===== Recorded data

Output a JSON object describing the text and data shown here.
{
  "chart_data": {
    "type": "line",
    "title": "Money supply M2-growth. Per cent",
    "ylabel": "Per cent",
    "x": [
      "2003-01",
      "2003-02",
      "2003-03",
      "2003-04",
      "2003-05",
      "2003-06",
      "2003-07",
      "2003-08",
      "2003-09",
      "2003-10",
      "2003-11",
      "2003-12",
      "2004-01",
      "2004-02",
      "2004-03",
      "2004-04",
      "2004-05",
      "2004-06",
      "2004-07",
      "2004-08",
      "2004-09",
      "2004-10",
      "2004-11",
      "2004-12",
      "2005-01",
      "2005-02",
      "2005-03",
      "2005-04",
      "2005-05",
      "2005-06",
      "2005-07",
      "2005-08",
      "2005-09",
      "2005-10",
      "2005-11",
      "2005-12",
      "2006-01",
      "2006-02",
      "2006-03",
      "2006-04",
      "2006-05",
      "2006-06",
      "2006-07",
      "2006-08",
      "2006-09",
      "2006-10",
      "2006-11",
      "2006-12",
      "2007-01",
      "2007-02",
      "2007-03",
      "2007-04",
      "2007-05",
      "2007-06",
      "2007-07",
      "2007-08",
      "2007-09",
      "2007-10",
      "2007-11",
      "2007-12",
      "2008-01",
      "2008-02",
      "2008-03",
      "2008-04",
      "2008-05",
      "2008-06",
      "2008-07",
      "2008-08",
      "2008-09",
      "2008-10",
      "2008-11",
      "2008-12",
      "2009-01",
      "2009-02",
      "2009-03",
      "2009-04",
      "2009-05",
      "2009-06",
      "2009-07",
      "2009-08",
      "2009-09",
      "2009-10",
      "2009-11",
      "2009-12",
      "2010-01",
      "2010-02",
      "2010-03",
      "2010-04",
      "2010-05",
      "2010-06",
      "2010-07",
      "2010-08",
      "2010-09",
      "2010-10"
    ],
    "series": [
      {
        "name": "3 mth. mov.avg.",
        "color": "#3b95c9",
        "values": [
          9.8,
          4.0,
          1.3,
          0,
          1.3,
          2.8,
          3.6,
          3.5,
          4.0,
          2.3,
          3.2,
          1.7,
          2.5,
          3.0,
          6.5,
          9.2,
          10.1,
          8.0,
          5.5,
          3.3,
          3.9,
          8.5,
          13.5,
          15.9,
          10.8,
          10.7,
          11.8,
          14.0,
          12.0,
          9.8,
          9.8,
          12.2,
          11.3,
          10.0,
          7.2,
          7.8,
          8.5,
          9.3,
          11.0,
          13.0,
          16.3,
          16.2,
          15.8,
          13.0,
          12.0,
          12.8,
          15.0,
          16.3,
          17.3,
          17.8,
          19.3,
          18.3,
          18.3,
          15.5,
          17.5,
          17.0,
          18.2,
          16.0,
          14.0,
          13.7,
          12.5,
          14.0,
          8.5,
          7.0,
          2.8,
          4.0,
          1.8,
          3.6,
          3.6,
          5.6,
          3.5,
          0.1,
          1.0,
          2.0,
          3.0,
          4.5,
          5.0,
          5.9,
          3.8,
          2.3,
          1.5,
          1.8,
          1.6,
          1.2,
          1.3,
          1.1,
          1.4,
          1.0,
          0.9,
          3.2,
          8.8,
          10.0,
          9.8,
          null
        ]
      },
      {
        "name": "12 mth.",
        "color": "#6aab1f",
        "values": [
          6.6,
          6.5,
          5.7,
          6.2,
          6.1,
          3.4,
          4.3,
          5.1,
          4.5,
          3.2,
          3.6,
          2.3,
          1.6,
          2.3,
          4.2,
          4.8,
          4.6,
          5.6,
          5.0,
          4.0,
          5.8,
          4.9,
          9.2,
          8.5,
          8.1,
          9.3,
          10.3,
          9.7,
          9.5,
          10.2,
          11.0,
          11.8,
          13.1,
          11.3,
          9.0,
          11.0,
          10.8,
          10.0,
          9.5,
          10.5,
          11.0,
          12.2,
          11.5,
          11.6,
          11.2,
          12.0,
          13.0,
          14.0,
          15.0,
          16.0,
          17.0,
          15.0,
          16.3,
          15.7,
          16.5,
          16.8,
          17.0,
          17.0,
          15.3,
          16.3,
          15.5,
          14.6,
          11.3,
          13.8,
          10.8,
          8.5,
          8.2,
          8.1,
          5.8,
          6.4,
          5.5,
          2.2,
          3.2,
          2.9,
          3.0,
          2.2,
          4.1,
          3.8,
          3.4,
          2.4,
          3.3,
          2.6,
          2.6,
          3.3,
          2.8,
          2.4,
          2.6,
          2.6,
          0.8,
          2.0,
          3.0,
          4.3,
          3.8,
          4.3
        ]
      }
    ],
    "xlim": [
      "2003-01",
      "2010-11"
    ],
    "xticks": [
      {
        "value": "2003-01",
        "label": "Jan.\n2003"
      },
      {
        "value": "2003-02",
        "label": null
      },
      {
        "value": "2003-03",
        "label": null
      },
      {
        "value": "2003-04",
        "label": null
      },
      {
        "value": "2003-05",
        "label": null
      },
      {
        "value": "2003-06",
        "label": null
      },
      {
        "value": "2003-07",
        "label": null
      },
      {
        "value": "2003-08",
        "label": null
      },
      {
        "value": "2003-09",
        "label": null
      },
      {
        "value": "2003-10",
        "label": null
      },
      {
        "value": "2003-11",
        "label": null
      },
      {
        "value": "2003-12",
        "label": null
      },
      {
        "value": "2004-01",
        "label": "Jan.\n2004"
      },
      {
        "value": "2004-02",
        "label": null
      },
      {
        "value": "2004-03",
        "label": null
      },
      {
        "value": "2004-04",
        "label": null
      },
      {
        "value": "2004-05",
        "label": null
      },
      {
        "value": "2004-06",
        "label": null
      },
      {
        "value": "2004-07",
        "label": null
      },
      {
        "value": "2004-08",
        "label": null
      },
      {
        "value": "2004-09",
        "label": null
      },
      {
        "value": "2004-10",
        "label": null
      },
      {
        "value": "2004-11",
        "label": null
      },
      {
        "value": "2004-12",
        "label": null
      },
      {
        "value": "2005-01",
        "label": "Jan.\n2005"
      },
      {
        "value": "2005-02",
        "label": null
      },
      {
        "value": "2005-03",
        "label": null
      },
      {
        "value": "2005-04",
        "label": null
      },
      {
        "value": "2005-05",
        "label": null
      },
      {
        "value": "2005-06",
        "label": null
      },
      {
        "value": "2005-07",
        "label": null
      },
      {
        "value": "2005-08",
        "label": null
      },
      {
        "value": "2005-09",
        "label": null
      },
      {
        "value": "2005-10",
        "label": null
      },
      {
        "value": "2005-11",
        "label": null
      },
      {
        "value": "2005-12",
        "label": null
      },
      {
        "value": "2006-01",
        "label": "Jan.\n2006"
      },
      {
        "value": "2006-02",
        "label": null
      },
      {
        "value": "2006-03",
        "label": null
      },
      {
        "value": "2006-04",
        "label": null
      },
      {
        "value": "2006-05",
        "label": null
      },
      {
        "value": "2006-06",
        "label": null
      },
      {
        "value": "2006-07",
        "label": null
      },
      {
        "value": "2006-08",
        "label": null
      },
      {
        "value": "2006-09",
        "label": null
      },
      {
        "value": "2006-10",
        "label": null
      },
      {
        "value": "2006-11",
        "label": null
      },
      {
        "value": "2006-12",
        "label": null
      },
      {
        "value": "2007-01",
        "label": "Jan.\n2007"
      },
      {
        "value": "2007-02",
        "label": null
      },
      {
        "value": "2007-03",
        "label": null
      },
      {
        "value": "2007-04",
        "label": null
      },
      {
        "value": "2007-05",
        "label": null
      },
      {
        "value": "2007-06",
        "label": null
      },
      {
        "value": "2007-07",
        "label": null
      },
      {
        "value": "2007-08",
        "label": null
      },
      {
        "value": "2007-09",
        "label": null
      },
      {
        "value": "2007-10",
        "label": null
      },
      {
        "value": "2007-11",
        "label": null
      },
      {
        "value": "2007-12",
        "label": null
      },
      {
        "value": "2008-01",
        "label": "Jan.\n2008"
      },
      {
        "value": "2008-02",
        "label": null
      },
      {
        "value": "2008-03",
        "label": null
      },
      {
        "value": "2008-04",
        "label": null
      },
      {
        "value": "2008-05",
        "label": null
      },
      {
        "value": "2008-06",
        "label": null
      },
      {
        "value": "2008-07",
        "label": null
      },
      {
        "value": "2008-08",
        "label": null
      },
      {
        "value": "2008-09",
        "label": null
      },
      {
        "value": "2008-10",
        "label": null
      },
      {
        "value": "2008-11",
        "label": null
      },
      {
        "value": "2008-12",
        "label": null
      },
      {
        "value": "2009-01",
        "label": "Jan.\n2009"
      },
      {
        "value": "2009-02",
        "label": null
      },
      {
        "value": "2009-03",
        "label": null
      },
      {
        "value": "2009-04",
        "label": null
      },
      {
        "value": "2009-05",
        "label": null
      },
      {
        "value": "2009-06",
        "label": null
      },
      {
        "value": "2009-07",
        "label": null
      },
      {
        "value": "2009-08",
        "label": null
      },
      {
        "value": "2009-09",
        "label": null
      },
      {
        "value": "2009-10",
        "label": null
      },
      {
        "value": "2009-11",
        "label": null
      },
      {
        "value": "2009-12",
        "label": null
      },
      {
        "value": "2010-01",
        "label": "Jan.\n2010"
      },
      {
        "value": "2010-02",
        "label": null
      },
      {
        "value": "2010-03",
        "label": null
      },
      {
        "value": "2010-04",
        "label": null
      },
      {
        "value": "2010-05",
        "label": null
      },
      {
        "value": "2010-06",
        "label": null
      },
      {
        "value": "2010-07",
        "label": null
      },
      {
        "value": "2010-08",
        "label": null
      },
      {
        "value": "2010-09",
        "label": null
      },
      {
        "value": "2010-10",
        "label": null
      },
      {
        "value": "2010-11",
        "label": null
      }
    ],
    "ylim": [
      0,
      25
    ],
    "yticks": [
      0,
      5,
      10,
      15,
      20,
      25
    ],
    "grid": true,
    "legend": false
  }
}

==========

Copy out every line holding the string "cent".

    "title": "Money supply M2-growth. Per cent",
    "ylabel": "Per cent",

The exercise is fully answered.